-------- Rows

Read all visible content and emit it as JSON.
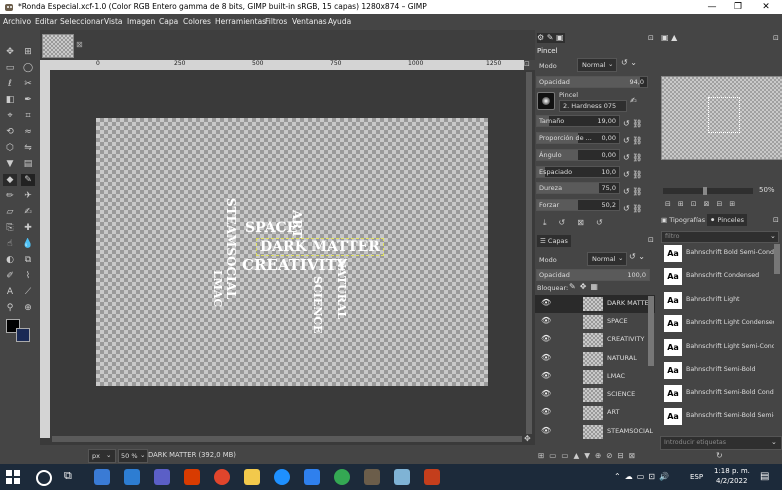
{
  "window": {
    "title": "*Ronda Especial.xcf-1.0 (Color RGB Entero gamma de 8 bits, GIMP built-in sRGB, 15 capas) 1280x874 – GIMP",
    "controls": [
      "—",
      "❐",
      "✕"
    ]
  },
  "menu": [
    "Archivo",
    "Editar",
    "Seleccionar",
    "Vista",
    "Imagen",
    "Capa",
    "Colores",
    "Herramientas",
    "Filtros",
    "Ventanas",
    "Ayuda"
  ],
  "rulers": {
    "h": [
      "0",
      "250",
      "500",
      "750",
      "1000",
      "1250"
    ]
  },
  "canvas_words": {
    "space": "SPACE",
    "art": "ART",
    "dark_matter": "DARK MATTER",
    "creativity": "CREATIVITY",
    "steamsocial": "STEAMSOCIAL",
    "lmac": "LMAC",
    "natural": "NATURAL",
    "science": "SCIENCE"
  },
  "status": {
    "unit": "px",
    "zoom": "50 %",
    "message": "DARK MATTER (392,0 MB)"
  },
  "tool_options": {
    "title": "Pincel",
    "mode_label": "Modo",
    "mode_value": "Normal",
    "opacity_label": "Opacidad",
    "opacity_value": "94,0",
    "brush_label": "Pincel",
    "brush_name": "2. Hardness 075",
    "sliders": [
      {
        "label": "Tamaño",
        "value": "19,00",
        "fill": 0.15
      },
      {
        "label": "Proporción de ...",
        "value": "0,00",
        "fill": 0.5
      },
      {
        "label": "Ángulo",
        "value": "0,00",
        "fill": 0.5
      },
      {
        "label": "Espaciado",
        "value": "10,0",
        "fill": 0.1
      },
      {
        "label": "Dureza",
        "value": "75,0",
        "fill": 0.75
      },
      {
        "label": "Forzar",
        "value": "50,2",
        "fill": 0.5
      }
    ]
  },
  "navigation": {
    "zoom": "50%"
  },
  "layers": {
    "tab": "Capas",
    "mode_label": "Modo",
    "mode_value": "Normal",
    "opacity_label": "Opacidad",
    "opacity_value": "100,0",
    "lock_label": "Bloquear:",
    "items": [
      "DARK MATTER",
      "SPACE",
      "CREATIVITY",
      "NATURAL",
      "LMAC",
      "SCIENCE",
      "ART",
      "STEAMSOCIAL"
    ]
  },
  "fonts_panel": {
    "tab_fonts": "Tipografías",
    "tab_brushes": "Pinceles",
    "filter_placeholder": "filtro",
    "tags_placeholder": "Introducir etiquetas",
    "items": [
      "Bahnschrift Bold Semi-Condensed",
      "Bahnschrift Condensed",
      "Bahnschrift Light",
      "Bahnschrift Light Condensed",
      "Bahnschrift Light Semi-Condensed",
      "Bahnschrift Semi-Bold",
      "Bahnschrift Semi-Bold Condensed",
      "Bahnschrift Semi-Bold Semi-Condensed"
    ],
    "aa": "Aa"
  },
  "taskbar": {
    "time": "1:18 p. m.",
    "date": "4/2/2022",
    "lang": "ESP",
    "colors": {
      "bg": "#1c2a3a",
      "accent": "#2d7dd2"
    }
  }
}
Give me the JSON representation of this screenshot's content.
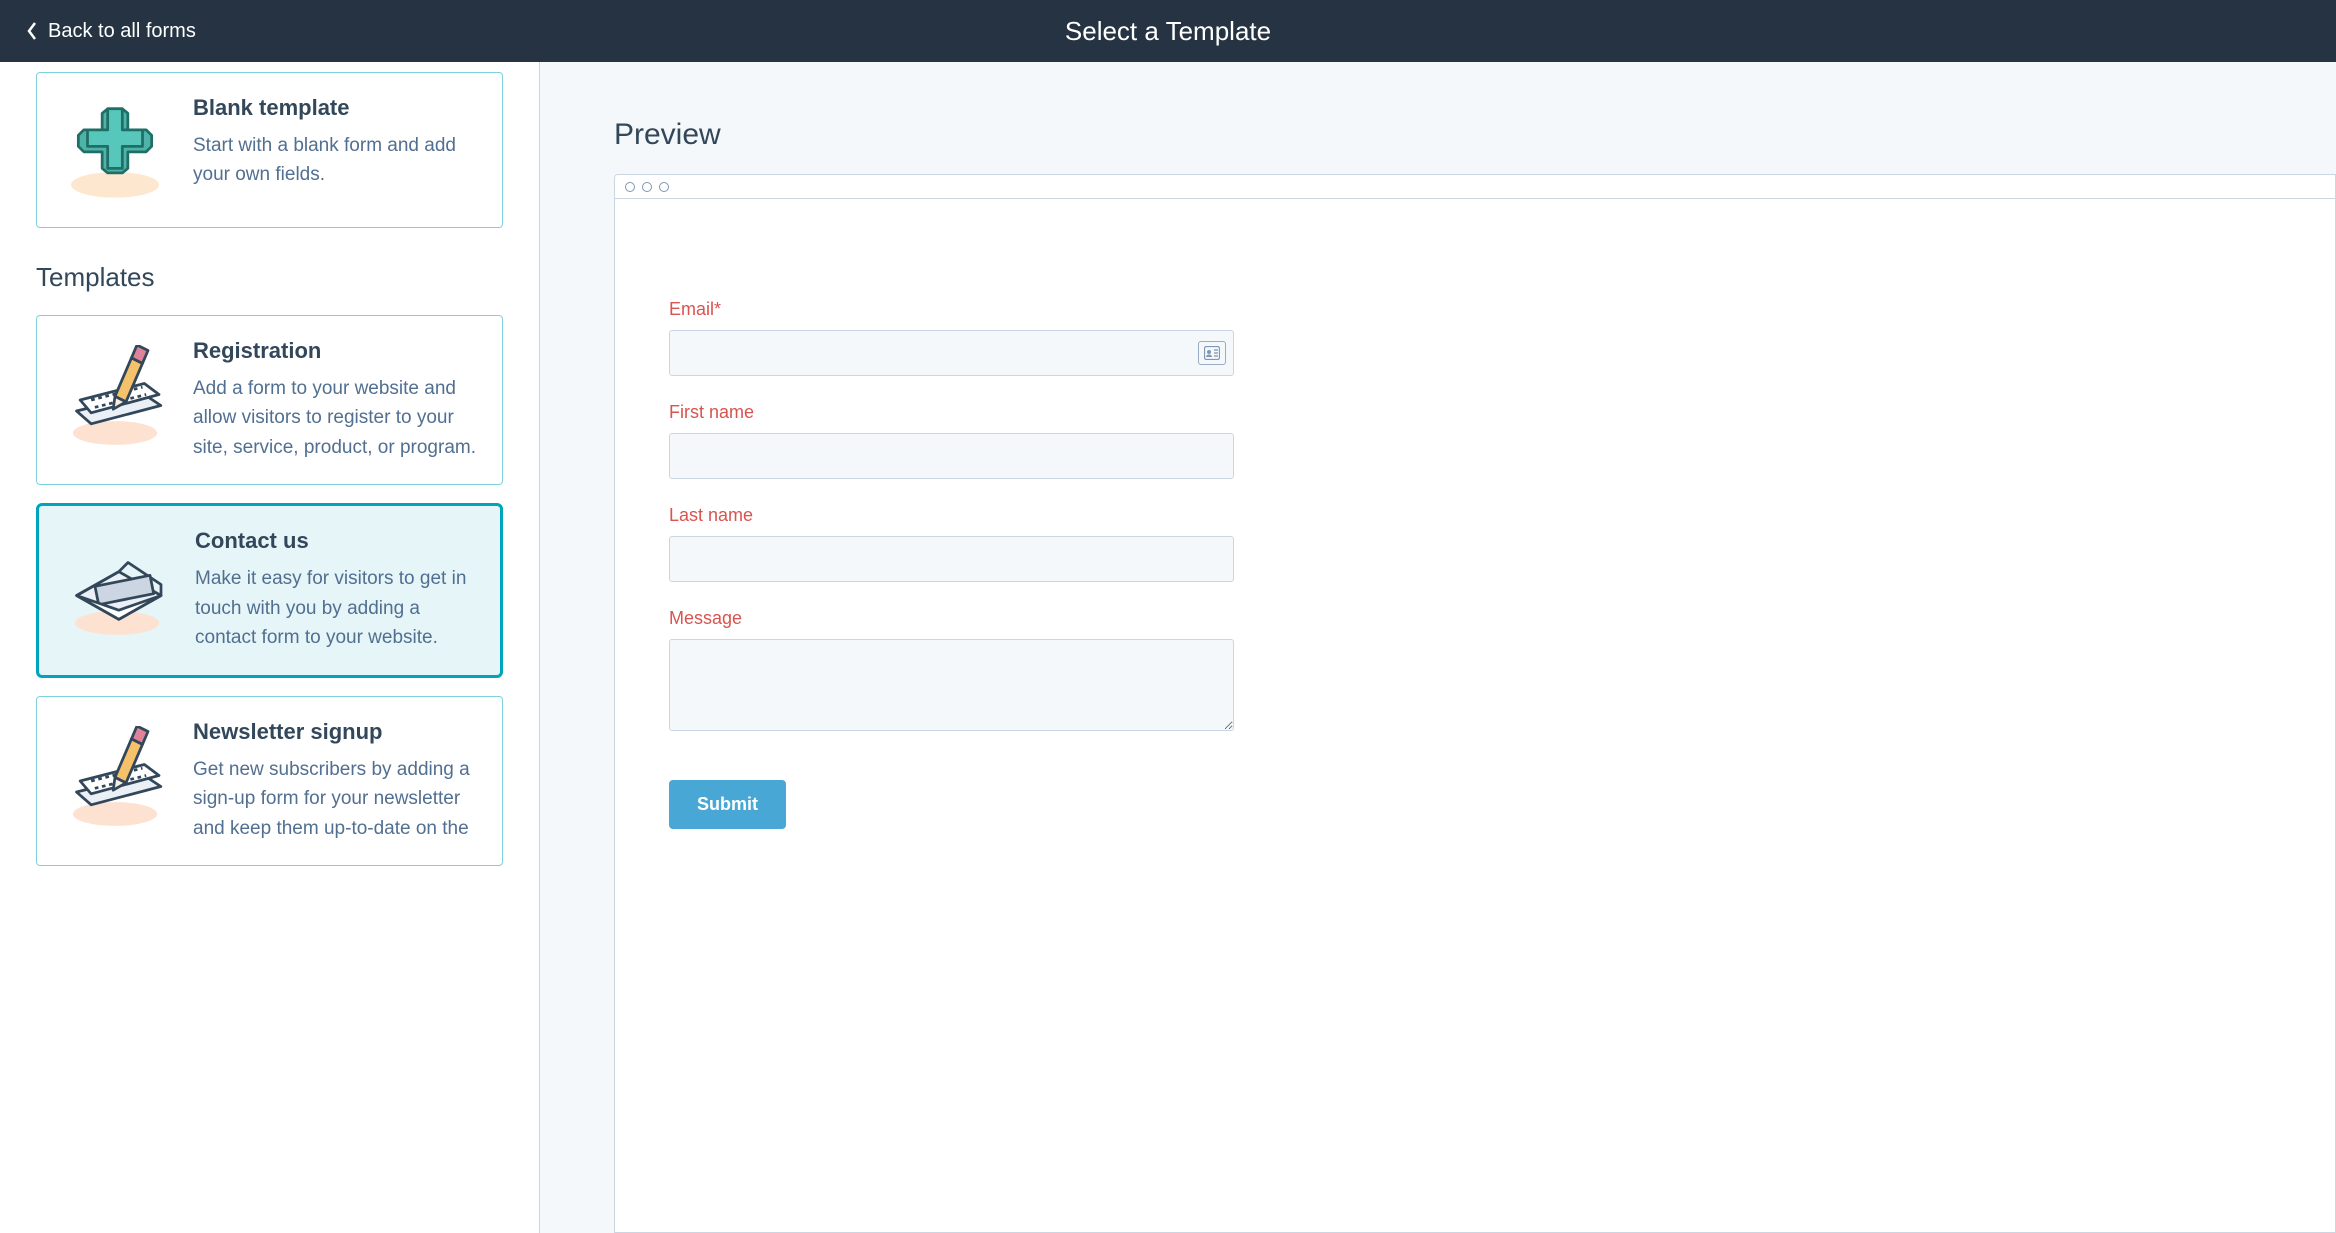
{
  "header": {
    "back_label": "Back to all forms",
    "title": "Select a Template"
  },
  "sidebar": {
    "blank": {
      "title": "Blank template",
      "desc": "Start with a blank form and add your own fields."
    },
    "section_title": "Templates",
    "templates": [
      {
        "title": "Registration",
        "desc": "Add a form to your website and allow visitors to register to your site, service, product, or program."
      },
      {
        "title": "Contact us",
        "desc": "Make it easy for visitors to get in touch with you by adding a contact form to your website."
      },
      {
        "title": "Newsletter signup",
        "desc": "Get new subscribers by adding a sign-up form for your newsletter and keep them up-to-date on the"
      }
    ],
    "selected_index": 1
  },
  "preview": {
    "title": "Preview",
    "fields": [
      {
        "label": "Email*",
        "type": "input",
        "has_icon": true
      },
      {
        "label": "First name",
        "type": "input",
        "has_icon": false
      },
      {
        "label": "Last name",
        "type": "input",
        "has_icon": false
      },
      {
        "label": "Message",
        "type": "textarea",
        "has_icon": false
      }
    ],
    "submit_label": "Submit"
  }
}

----------------

**Job**
Write the records above out again exactly, with no pictures in your copy.

**Written response**
Read all visible content and emit it as JSON.
{
  "window": {
    "title": "*Ronda Especial.xcf-1.0 (Color RGB Entero gamma de 8 bits, GIMP built-in sRGB, 15 capas) 1280x874 – GIMP",
    "controls": [
      "—",
      "❐",
      "✕"
    ]
  },
  "menu": [
    "Archivo",
    "Editar",
    "Seleccionar",
    "Vista",
    "Imagen",
    "Capa",
    "Colores",
    "Herramientas",
    "Filtros",
    "Ventanas",
    "Ayuda"
  ],
  "rulers": {
    "h": [
      "0",
      "250",
      "500",
      "750",
      "1000",
      "1250"
    ]
  },
  "canvas_words": {
    "space": "SPACE",
    "art": "ART",
    "dark_matter": "DARK MATTER",
    "creativity": "CREATIVITY",
    "steamsocial": "STEAMSOCIAL",
    "lmac": "LMAC",
    "natural": "NATURAL",
    "science": "SCIENCE"
  },
  "status": {
    "unit": "px",
    "zoom": "50 %",
    "message": "DARK MATTER (392,0 MB)"
  },
  "tool_options": {
    "title": "Pincel",
    "mode_label": "Modo",
    "mode_value": "Normal",
    "opacity_label": "Opacidad",
    "opacity_value": "94,0",
    "brush_label": "Pincel",
    "brush_name": "2. Hardness 075",
    "sliders": [
      {
        "label": "Tamaño",
        "value": "19,00",
        "fill": 0.15
      },
      {
        "label": "Proporción de ...",
        "value": "0,00",
        "fill": 0.5
      },
      {
        "label": "Ángulo",
        "value": "0,00",
        "fill": 0.5
      },
      {
        "label": "Espaciado",
        "value": "10,0",
        "fill": 0.1
      },
      {
        "label": "Dureza",
        "value": "75,0",
        "fill": 0.75
      },
      {
        "label": "Forzar",
        "value": "50,2",
        "fill": 0.5
      }
    ]
  },
  "navigation": {
    "zoom": "50%"
  },
  "layers": {
    "tab": "Capas",
    "mode_label": "Modo",
    "mode_value": "Normal",
    "opacity_label": "Opacidad",
    "opacity_value": "100,0",
    "lock_label": "Bloquear:",
    "items": [
      "DARK MATTER",
      "SPACE",
      "CREATIVITY",
      "NATURAL",
      "LMAC",
      "SCIENCE",
      "ART",
      "STEAMSOCIAL"
    ]
  },
  "fonts_panel": {
    "tab_fonts": "Tipografías",
    "tab_brushes": "Pinceles",
    "filter_placeholder": "filtro",
    "tags_placeholder": "Introducir etiquetas",
    "items": [
      "Bahnschrift Bold Semi-Condensed",
      "Bahnschrift Condensed",
      "Bahnschrift Light",
      "Bahnschrift Light Condensed",
      "Bahnschrift Light Semi-Condensed",
      "Bahnschrift Semi-Bold",
      "Bahnschrift Semi-Bold Condensed",
      "Bahnschrift Semi-Bold Semi-Condensed"
    ],
    "aa": "Aa"
  },
  "taskbar": {
    "time": "1:18 p. m.",
    "date": "4/2/2022",
    "lang": "ESP",
    "colors": {
      "bg": "#1c2a3a",
      "accent": "#2d7dd2"
    }
  }
}
Give me the JSON representation of this screenshot's content.
{
  "header": {
    "back_label": "Back to all forms",
    "title": "Select a Template"
  },
  "sidebar": {
    "blank": {
      "title": "Blank template",
      "desc": "Start with a blank form and add your own fields."
    },
    "section_title": "Templates",
    "templates": [
      {
        "title": "Registration",
        "desc": "Add a form to your website and allow visitors to register to your site, service, product, or program."
      },
      {
        "title": "Contact us",
        "desc": "Make it easy for visitors to get in touch with you by adding a contact form to your website."
      },
      {
        "title": "Newsletter signup",
        "desc": "Get new subscribers by adding a sign-up form for your newsletter and keep them up-to-date on the"
      }
    ],
    "selected_index": 1
  },
  "preview": {
    "title": "Preview",
    "fields": [
      {
        "label": "Email*",
        "type": "input",
        "has_icon": true
      },
      {
        "label": "First name",
        "type": "input",
        "has_icon": false
      },
      {
        "label": "Last name",
        "type": "input",
        "has_icon": false
      },
      {
        "label": "Message",
        "type": "textarea",
        "has_icon": false
      }
    ],
    "submit_label": "Submit"
  }
}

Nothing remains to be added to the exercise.